Directions:
Output the data below in full, character for character.

Materials provided:
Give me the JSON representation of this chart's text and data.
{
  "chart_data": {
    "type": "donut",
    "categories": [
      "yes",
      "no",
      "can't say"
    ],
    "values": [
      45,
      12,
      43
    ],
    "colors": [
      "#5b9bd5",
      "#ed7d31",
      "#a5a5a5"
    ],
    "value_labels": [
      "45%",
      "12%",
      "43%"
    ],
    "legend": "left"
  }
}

Task response:
Give me the JSON representation of this chart's text and data.
{
  "chart_data": {
    "type": "donut",
    "categories": [
      "yes",
      "no",
      "can't say"
    ],
    "values": [
      45,
      12,
      43
    ],
    "colors": [
      "#5b9bd5",
      "#ed7d31",
      "#a5a5a5"
    ],
    "value_labels": [
      "45%",
      "12%",
      "43%"
    ],
    "legend": "left"
  }
}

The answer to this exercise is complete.